ECtHR: declaration of unlawfulness of workers’ boycott did not breach ECHR, but EEA freedom of establishment is not a fundamental right to be weighed against human rights
The European Court of Human Rights (ECtHR) has just handed down its Chamber ruling in Norwegian Confederation of Trade Unions (LO) and Norwegian Transport Workers’ Union (NTF) v. Norway (application no. 45487/17), ruling that the decision by the Supreme Court of Norway to declare unlawful a workers’ boycott in opposition to a shipping firm did not breach the freedom of assembly and association enshrined in Article 11 of the European Convention on Human Rights (ECHR).
The case concerns a boycott organised by the Norwegian Transport Workers’ Union (NTF) against Holship Norge AS, a shipping firm employing dockworkers outside of a collective framework agreement which concerned the port of Drammen. The NTF obtained a declaratory judgment from the Drammen City Court (later upheld by the Borgarting High Court) that the boycott would be lawful. However, Holship appealed to the Supreme Court, which in turn sought an advisory opinion from the Court of Justice of the European Free Trade Association (EFTA) States.

**TASK SET**.
A) Translate this sentence from the passage on the Norwegian boycott ruling into Spanish: "However, Holship appealed to the Supreme Court, which in turn sought an advisory opinion from the Court of Justice of the European Free Trade Association (EFTA) States."
B) Write out the rows unchanged, from the first row through the line that contains "legend-label: after align. xyxy=(603,657,640,666)", with both of those lines included.

**ENTRIES**.
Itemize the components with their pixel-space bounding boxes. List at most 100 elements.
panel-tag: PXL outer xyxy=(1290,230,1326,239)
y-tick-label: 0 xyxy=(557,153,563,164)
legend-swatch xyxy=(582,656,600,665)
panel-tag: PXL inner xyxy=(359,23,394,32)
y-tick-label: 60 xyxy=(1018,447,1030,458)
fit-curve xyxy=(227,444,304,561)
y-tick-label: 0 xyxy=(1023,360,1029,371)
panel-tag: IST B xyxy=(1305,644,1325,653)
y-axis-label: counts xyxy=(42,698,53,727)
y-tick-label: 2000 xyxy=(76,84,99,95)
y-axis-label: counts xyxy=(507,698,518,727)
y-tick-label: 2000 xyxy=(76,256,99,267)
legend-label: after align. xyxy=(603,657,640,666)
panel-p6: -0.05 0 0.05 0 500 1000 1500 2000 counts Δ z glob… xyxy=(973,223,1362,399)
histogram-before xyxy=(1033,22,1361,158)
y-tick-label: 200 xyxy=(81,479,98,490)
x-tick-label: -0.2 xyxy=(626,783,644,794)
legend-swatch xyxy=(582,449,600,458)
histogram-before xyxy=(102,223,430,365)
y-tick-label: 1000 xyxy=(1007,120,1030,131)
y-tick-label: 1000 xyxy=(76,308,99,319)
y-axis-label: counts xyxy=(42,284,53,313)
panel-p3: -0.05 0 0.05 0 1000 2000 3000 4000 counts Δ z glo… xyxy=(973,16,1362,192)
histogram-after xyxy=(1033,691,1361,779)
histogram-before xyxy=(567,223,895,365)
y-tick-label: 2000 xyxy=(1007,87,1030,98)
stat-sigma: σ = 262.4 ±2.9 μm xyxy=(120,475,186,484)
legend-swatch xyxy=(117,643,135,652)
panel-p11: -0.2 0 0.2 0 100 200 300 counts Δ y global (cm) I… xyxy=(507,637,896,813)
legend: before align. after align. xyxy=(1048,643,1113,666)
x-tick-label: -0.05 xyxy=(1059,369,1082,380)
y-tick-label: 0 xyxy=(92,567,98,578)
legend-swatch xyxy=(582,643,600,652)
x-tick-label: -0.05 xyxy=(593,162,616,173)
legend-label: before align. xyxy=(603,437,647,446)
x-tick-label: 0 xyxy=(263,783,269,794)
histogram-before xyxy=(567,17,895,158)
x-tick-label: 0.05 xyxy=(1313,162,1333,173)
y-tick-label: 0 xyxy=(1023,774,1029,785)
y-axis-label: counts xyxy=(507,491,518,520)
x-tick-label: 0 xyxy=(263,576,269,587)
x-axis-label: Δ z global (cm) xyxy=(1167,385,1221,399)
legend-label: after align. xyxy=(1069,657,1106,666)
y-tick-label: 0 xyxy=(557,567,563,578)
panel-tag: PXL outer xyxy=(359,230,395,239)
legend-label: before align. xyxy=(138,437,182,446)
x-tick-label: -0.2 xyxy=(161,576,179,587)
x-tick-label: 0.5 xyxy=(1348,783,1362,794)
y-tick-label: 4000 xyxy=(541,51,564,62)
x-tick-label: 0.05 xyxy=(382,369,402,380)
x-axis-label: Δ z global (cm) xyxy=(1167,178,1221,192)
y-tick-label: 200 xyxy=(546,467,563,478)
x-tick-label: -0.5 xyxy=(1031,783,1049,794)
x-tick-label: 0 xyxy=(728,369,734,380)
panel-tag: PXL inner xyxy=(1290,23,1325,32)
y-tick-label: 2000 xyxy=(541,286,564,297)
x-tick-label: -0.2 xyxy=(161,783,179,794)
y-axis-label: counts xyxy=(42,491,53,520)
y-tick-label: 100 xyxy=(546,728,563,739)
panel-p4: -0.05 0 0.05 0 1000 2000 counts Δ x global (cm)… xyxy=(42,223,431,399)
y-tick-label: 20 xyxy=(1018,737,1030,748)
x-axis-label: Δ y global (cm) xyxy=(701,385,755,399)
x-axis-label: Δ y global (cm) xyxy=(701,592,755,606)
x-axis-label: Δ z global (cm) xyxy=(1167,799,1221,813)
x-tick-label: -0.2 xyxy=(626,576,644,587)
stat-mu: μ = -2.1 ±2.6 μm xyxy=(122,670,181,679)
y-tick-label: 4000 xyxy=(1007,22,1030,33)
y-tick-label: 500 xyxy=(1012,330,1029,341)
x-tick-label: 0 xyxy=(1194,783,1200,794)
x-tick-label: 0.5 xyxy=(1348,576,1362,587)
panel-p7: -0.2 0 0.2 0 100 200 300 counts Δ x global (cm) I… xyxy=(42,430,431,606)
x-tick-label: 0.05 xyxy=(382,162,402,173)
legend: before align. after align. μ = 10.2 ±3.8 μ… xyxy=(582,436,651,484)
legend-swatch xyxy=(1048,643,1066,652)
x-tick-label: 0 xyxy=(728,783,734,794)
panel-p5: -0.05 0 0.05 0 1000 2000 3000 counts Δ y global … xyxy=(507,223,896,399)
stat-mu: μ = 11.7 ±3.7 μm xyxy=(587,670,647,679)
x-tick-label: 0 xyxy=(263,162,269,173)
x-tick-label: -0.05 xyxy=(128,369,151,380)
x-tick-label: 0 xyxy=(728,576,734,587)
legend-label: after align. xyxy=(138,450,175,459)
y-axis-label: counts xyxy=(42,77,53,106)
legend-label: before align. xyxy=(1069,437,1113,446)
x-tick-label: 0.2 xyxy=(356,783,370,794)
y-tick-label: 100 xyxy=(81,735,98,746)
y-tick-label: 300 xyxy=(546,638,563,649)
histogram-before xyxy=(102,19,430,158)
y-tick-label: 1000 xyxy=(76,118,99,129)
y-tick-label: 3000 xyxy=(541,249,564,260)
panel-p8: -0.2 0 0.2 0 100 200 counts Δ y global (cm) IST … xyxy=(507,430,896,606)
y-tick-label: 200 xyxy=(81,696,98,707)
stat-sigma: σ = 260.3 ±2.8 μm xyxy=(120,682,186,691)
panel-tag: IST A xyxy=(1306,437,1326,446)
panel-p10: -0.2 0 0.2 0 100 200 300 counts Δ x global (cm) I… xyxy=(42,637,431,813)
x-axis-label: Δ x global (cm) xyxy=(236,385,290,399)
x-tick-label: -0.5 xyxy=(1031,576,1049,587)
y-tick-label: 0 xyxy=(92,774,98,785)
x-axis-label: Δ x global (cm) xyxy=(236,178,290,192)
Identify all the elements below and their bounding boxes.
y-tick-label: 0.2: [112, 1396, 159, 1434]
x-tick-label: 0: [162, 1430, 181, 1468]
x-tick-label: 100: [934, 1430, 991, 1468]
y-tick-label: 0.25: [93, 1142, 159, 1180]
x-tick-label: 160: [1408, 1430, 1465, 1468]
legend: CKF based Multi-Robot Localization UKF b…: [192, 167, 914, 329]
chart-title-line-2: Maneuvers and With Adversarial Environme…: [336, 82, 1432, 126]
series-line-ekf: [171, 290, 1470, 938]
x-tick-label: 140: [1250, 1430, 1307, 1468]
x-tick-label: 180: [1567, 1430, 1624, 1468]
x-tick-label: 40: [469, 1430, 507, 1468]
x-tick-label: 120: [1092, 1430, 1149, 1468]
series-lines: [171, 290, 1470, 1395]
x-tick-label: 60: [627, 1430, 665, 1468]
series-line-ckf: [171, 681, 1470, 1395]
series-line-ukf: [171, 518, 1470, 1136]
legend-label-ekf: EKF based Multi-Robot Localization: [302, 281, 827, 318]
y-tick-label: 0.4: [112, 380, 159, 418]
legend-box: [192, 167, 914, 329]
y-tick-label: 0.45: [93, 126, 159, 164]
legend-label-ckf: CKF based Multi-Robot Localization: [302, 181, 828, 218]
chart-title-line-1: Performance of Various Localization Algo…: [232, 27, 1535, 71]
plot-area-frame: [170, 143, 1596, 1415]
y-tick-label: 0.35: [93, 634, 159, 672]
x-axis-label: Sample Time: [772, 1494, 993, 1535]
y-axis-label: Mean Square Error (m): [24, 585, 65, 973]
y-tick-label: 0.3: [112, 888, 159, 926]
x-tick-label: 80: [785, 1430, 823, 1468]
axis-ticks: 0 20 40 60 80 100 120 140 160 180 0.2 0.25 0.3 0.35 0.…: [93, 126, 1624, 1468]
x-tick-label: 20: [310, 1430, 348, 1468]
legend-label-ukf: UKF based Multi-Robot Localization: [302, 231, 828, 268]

**TASK RESULTS**.
A) Sin embargo, Holship recurrió ante el Tribunal Supremo, que a su vez solicitó una opinión consultiva al Tribunal de Justicia de los Estados de la Asociación Europea de Libre Comercio (AELC).

B)
Itemize the components with their pixel-space bounding boxes. List at most 100 elements.
panel-tag: PXL outer xyxy=(1290,230,1326,239)
y-tick-label: 0 xyxy=(557,153,563,164)
legend-swatch xyxy=(582,656,600,665)
panel-tag: PXL inner xyxy=(359,23,394,32)
y-tick-label: 60 xyxy=(1018,447,1030,458)
fit-curve xyxy=(227,444,304,561)
y-tick-label: 0 xyxy=(1023,360,1029,371)
panel-tag: IST B xyxy=(1305,644,1325,653)
y-axis-label: counts xyxy=(42,698,53,727)
y-tick-label: 2000 xyxy=(76,84,99,95)
y-axis-label: counts xyxy=(507,698,518,727)
y-tick-label: 2000 xyxy=(76,256,99,267)
legend-label: after align. xyxy=(603,657,640,666)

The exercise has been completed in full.